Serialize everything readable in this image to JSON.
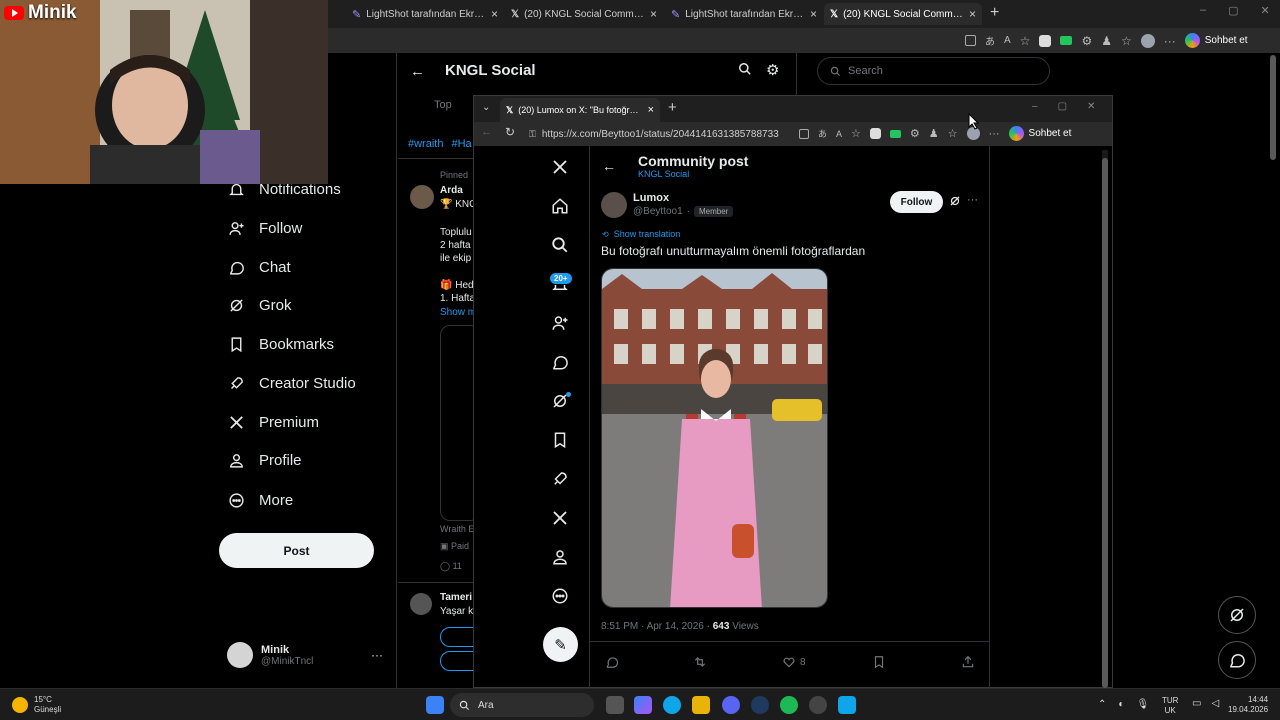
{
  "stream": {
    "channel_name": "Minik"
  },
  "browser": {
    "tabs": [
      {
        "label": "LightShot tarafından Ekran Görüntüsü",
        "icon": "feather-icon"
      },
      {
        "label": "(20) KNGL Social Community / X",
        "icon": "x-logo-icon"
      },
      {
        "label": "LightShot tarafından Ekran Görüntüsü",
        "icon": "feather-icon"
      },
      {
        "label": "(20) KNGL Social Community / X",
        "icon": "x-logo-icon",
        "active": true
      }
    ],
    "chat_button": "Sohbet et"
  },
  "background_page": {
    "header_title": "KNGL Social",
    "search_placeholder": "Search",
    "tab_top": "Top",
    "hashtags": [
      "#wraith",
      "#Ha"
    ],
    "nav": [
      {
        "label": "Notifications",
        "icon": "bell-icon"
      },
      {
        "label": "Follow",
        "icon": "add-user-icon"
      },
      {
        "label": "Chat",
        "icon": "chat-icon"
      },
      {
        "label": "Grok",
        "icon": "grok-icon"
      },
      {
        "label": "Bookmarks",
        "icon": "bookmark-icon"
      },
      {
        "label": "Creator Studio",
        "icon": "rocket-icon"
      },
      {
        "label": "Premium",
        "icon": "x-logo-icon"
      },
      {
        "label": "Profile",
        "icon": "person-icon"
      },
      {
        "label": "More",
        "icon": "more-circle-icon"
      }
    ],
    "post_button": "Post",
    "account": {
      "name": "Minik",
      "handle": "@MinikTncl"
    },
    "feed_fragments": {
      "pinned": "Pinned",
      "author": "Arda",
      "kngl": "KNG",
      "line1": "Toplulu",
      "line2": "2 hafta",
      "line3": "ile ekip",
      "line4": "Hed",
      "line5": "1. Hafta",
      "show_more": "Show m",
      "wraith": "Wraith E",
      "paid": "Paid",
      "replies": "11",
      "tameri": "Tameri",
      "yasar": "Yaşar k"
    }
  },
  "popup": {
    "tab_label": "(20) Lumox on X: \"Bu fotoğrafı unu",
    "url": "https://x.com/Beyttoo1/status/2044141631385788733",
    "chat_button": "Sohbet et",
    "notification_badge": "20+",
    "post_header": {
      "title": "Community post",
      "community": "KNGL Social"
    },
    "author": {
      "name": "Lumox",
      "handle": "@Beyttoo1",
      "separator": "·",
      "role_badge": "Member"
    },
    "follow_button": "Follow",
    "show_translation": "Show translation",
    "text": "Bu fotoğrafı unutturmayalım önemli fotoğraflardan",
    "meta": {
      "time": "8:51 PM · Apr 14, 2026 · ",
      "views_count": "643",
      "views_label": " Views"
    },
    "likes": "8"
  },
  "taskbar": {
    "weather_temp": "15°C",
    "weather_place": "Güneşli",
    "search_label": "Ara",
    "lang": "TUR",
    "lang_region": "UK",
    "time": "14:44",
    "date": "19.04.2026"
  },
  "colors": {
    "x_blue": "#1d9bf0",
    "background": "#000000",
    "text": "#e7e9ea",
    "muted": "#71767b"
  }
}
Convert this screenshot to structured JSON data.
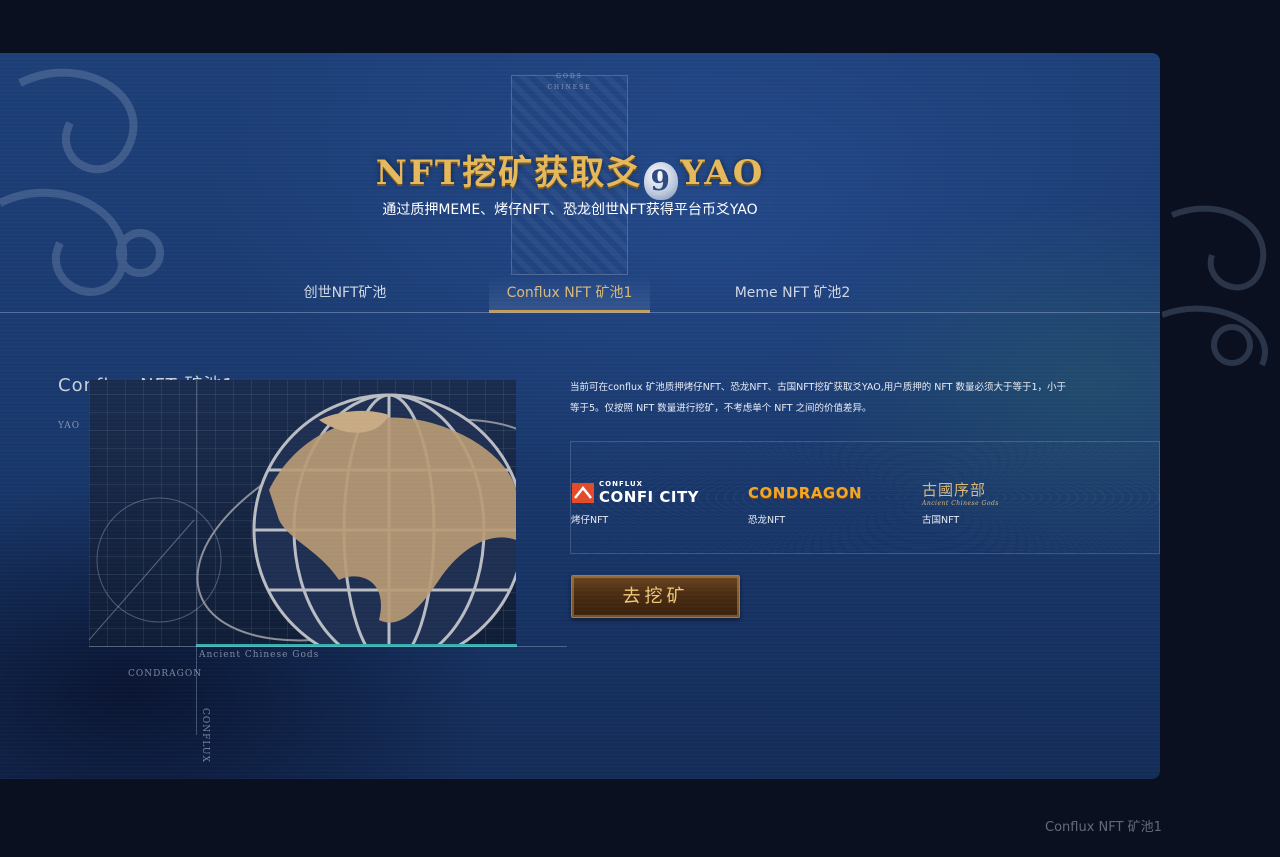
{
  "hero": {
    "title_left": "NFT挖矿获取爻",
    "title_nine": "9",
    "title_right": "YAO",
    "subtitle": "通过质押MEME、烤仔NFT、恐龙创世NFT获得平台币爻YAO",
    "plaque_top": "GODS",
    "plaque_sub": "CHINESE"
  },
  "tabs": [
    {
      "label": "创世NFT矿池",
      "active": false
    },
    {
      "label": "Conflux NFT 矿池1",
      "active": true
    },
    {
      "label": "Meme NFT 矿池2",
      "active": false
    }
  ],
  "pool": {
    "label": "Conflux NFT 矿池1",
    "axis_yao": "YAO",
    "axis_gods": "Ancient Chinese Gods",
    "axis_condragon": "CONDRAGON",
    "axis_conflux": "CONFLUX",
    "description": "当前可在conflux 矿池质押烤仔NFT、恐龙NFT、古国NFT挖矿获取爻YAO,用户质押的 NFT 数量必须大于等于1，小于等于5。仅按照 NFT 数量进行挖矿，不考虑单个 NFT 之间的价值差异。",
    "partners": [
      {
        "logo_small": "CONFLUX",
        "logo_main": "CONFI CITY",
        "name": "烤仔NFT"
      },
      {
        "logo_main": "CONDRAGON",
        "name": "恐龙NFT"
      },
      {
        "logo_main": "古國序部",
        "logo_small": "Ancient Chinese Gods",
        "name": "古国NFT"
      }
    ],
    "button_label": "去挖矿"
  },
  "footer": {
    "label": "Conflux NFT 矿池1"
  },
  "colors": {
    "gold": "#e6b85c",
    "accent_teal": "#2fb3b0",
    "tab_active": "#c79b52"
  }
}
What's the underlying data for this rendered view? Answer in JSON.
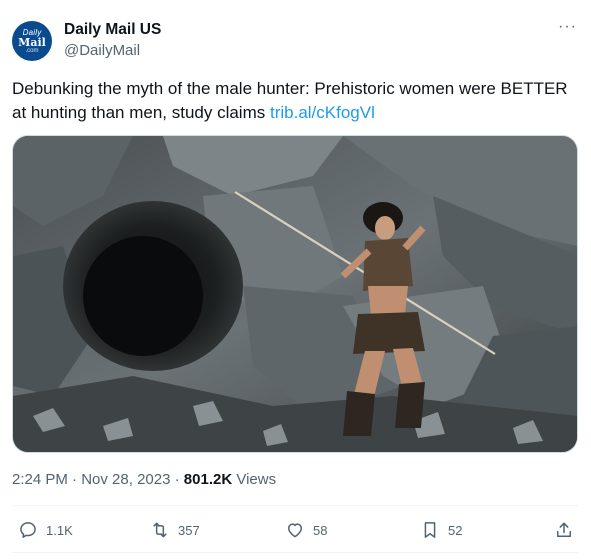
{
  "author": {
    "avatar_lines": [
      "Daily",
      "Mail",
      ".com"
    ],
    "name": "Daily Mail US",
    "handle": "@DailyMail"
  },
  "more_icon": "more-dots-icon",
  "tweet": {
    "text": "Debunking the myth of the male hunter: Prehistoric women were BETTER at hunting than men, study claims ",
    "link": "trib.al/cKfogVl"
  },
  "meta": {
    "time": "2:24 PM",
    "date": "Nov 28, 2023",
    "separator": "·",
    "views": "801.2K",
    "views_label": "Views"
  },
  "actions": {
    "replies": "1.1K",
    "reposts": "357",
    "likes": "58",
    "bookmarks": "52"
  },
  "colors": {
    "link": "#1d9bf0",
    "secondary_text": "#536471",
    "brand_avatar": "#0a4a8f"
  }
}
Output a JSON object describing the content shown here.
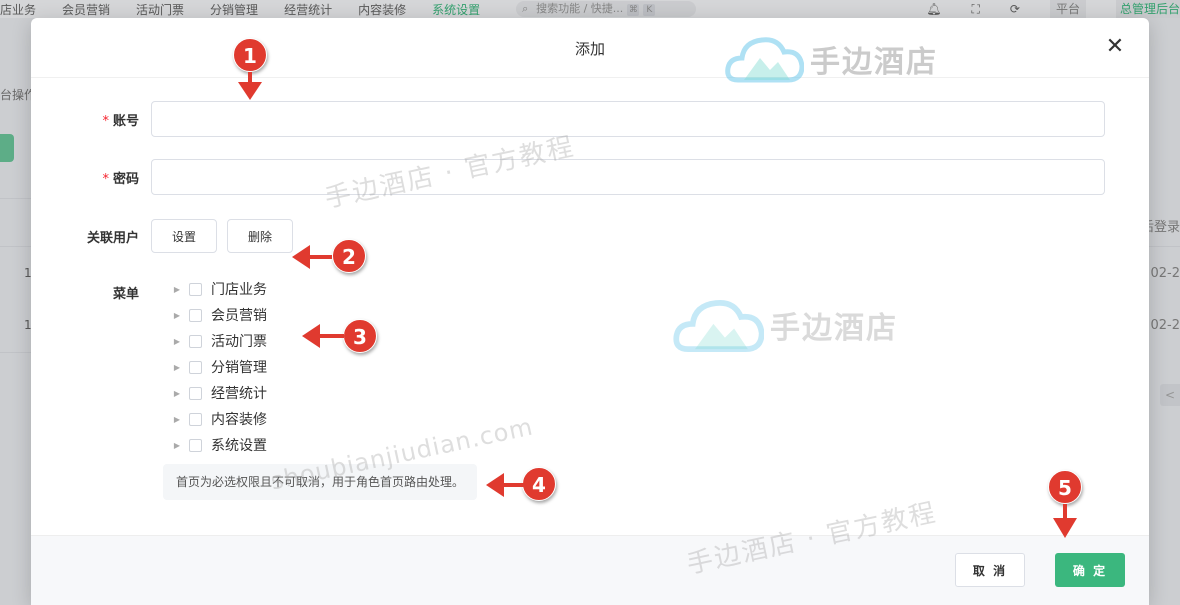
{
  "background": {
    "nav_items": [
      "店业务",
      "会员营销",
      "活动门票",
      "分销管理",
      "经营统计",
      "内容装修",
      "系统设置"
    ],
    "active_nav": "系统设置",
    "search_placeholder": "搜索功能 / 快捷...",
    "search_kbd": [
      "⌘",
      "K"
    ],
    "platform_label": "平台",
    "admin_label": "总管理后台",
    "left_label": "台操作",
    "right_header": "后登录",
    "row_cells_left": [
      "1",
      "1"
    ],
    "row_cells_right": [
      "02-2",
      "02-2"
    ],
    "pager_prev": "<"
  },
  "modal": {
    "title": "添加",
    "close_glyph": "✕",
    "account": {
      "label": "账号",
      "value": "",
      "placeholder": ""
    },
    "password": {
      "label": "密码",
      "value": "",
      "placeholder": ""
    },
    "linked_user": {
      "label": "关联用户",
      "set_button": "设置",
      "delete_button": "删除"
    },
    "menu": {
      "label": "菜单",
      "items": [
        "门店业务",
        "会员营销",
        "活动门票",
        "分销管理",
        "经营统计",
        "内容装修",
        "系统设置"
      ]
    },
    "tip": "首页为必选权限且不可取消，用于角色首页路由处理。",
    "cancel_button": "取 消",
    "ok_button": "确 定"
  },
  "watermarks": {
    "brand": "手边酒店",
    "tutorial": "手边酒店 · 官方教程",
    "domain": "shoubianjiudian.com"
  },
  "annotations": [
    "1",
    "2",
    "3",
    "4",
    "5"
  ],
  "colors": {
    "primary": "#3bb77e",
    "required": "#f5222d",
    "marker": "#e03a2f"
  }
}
--*--
TASK TO CARRY OUT: Restate the whole listing above exactly, please, omitting every image.

SOLUTION BELOW:
Serialize everything readable in this image to JSON.
{
  "stream": {
    "channel_name": "Minik"
  },
  "browser": {
    "tabs": [
      {
        "label": "LightShot tarafından Ekran Görüntüsü",
        "icon": "feather-icon"
      },
      {
        "label": "(20) KNGL Social Community / X",
        "icon": "x-logo-icon"
      },
      {
        "label": "LightShot tarafından Ekran Görüntüsü",
        "icon": "feather-icon"
      },
      {
        "label": "(20) KNGL Social Community / X",
        "icon": "x-logo-icon",
        "active": true
      }
    ],
    "chat_button": "Sohbet et"
  },
  "background_page": {
    "header_title": "KNGL Social",
    "search_placeholder": "Search",
    "tab_top": "Top",
    "hashtags": [
      "#wraith",
      "#Ha"
    ],
    "nav": [
      {
        "label": "Notifications",
        "icon": "bell-icon"
      },
      {
        "label": "Follow",
        "icon": "add-user-icon"
      },
      {
        "label": "Chat",
        "icon": "chat-icon"
      },
      {
        "label": "Grok",
        "icon": "grok-icon"
      },
      {
        "label": "Bookmarks",
        "icon": "bookmark-icon"
      },
      {
        "label": "Creator Studio",
        "icon": "rocket-icon"
      },
      {
        "label": "Premium",
        "icon": "x-logo-icon"
      },
      {
        "label": "Profile",
        "icon": "person-icon"
      },
      {
        "label": "More",
        "icon": "more-circle-icon"
      }
    ],
    "post_button": "Post",
    "account": {
      "name": "Minik",
      "handle": "@MinikTncl"
    },
    "feed_fragments": {
      "pinned": "Pinned",
      "author": "Arda",
      "kngl": "KNG",
      "line1": "Toplulu",
      "line2": "2 hafta",
      "line3": "ile ekip",
      "line4": "Hed",
      "line5": "1. Hafta",
      "show_more": "Show m",
      "wraith": "Wraith E",
      "paid": "Paid",
      "replies": "11",
      "tameri": "Tameri",
      "yasar": "Yaşar k"
    }
  },
  "popup": {
    "tab_label": "(20) Lumox on X: \"Bu fotoğrafı unu",
    "url": "https://x.com/Beyttoo1/status/2044141631385788733",
    "chat_button": "Sohbet et",
    "notification_badge": "20+",
    "post_header": {
      "title": "Community post",
      "community": "KNGL Social"
    },
    "author": {
      "name": "Lumox",
      "handle": "@Beyttoo1",
      "separator": "·",
      "role_badge": "Member"
    },
    "follow_button": "Follow",
    "show_translation": "Show translation",
    "text": "Bu fotoğrafı unutturmayalım önemli fotoğraflardan",
    "meta": {
      "time": "8:51 PM · Apr 14, 2026 · ",
      "views_count": "643",
      "views_label": " Views"
    },
    "likes": "8"
  },
  "taskbar": {
    "weather_temp": "15°C",
    "weather_place": "Güneşli",
    "search_label": "Ara",
    "lang": "TUR",
    "lang_region": "UK",
    "time": "14:44",
    "date": "19.04.2026"
  },
  "colors": {
    "x_blue": "#1d9bf0",
    "background": "#000000",
    "text": "#e7e9ea",
    "muted": "#71767b"
  }
}
Convert this screenshot to structured JSON data.
{
  "hero": {
    "title_left": "NFT挖矿获取爻",
    "title_nine": "9",
    "title_right": "YAO",
    "subtitle": "通过质押MEME、烤仔NFT、恐龙创世NFT获得平台币爻YAO",
    "plaque_top": "GODS",
    "plaque_sub": "CHINESE"
  },
  "tabs": [
    {
      "label": "创世NFT矿池",
      "active": false
    },
    {
      "label": "Conflux NFT 矿池1",
      "active": true
    },
    {
      "label": "Meme NFT 矿池2",
      "active": false
    }
  ],
  "pool": {
    "label": "Conflux NFT 矿池1",
    "axis_yao": "YAO",
    "axis_gods": "Ancient Chinese Gods",
    "axis_condragon": "CONDRAGON",
    "axis_conflux": "CONFLUX",
    "description": "当前可在conflux 矿池质押烤仔NFT、恐龙NFT、古国NFT挖矿获取爻YAO,用户质押的 NFT 数量必须大于等于1，小于等于5。仅按照 NFT 数量进行挖矿，不考虑单个 NFT 之间的价值差异。",
    "partners": [
      {
        "logo_small": "CONFLUX",
        "logo_main": "CONFI CITY",
        "name": "烤仔NFT"
      },
      {
        "logo_main": "CONDRAGON",
        "name": "恐龙NFT"
      },
      {
        "logo_main": "古國序部",
        "logo_small": "Ancient Chinese Gods",
        "name": "古国NFT"
      }
    ],
    "button_label": "去挖矿"
  },
  "footer": {
    "label": "Conflux NFT 矿池1"
  },
  "colors": {
    "gold": "#e6b85c",
    "accent_teal": "#2fb3b0",
    "tab_active": "#c79b52"
  }
}
What's the underlying data for this rendered view? Answer in JSON.
{
  "author": {
    "avatar_lines": [
      "Daily",
      "Mail",
      ".com"
    ],
    "name": "Daily Mail US",
    "handle": "@DailyMail"
  },
  "more_icon": "more-dots-icon",
  "tweet": {
    "text": "Debunking the myth of the male hunter: Prehistoric women were BETTER at hunting than men, study claims ",
    "link": "trib.al/cKfogVl"
  },
  "meta": {
    "time": "2:24 PM",
    "date": "Nov 28, 2023",
    "separator": "·",
    "views": "801.2K",
    "views_label": "Views"
  },
  "actions": {
    "replies": "1.1K",
    "reposts": "357",
    "likes": "58",
    "bookmarks": "52"
  },
  "colors": {
    "link": "#1d9bf0",
    "secondary_text": "#536471",
    "brand_avatar": "#0a4a8f"
  }
}
Output a JSON object describing the content shown here.
{
  "background": {
    "nav_items": [
      "店业务",
      "会员营销",
      "活动门票",
      "分销管理",
      "经营统计",
      "内容装修",
      "系统设置"
    ],
    "active_nav": "系统设置",
    "search_placeholder": "搜索功能 / 快捷...",
    "search_kbd": [
      "⌘",
      "K"
    ],
    "platform_label": "平台",
    "admin_label": "总管理后台",
    "left_label": "台操作",
    "right_header": "后登录",
    "row_cells_left": [
      "1",
      "1"
    ],
    "row_cells_right": [
      "02-2",
      "02-2"
    ],
    "pager_prev": "<"
  },
  "modal": {
    "title": "添加",
    "close_glyph": "✕",
    "account": {
      "label": "账号",
      "value": "",
      "placeholder": ""
    },
    "password": {
      "label": "密码",
      "value": "",
      "placeholder": ""
    },
    "linked_user": {
      "label": "关联用户",
      "set_button": "设置",
      "delete_button": "删除"
    },
    "menu": {
      "label": "菜单",
      "items": [
        "门店业务",
        "会员营销",
        "活动门票",
        "分销管理",
        "经营统计",
        "内容装修",
        "系统设置"
      ]
    },
    "tip": "首页为必选权限且不可取消，用于角色首页路由处理。",
    "cancel_button": "取 消",
    "ok_button": "确 定"
  },
  "watermarks": {
    "brand": "手边酒店",
    "tutorial": "手边酒店 · 官方教程",
    "domain": "shoubianjiudian.com"
  },
  "annotations": [
    "1",
    "2",
    "3",
    "4",
    "5"
  ],
  "colors": {
    "primary": "#3bb77e",
    "required": "#f5222d",
    "marker": "#e03a2f"
  }
}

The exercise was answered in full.